Set exercise :: Copy each of the entries below line for line, keeping every character unchanged.

>>>>>

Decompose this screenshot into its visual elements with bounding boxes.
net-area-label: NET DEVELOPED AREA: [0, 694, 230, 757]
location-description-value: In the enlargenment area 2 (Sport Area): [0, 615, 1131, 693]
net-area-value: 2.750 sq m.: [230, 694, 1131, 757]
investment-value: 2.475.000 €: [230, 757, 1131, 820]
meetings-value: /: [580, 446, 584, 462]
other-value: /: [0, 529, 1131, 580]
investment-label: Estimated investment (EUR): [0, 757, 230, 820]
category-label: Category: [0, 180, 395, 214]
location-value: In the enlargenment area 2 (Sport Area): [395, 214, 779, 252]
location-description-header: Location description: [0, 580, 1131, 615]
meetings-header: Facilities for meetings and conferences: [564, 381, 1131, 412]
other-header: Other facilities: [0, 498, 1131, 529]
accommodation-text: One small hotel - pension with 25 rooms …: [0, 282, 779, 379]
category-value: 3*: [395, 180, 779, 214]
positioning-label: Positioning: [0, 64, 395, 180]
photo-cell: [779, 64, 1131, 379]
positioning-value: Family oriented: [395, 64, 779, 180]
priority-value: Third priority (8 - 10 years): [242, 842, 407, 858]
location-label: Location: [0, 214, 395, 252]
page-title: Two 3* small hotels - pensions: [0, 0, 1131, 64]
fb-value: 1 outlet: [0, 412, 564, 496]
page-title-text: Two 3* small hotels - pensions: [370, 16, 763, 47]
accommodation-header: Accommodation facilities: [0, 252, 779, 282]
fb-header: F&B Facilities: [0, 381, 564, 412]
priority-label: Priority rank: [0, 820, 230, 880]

<<<<<

Completed exercise ::
Decompose this screenshot into its visual elements with bounding boxes.
net-area-label: NET DEVELOPED AREA: [0, 694, 230, 757]
location-description-value: In the enlargenment area 2 (Sport Area): [0, 615, 1131, 693]
net-area-value: 2.750 sq m.: [230, 694, 1131, 757]
investment-value: 2.475.000 €: [230, 757, 1131, 820]
meetings-value: /: [580, 446, 584, 462]
other-value: /: [0, 529, 1131, 580]
investment-label: Estimated investment (EUR): [0, 757, 230, 820]
category-label: Category: [0, 180, 395, 214]
location-value: In the enlargenment area 2 (Sport Area): [395, 214, 779, 252]
location-description-header: Location description: [0, 580, 1131, 615]
meetings-header: Facilities for meetings and conferences: [564, 381, 1131, 412]
other-header: Other facilities: [0, 498, 1131, 529]
accommodation-text: One small hotel - pension with 25 rooms …: [0, 282, 779, 379]
category-value: 3*: [395, 180, 779, 214]
positioning-label: Positioning: [0, 64, 395, 180]
photo-cell: [779, 64, 1131, 379]
positioning-value: Family oriented: [395, 64, 779, 180]
priority-value: Third priority (8 - 10 years): [242, 842, 407, 858]
location-label: Location: [0, 214, 395, 252]
page-title: Two 3* small hotels - pensions: [0, 0, 1131, 64]
fb-value: 1 outlet: [0, 412, 564, 496]
page-title-text: Two 3* small hotels - pensions: [370, 16, 763, 47]
accommodation-header: Accommodation facilities: [0, 252, 779, 282]
fb-header: F&B Facilities: [0, 381, 564, 412]
priority-label: Priority rank: [0, 820, 230, 880]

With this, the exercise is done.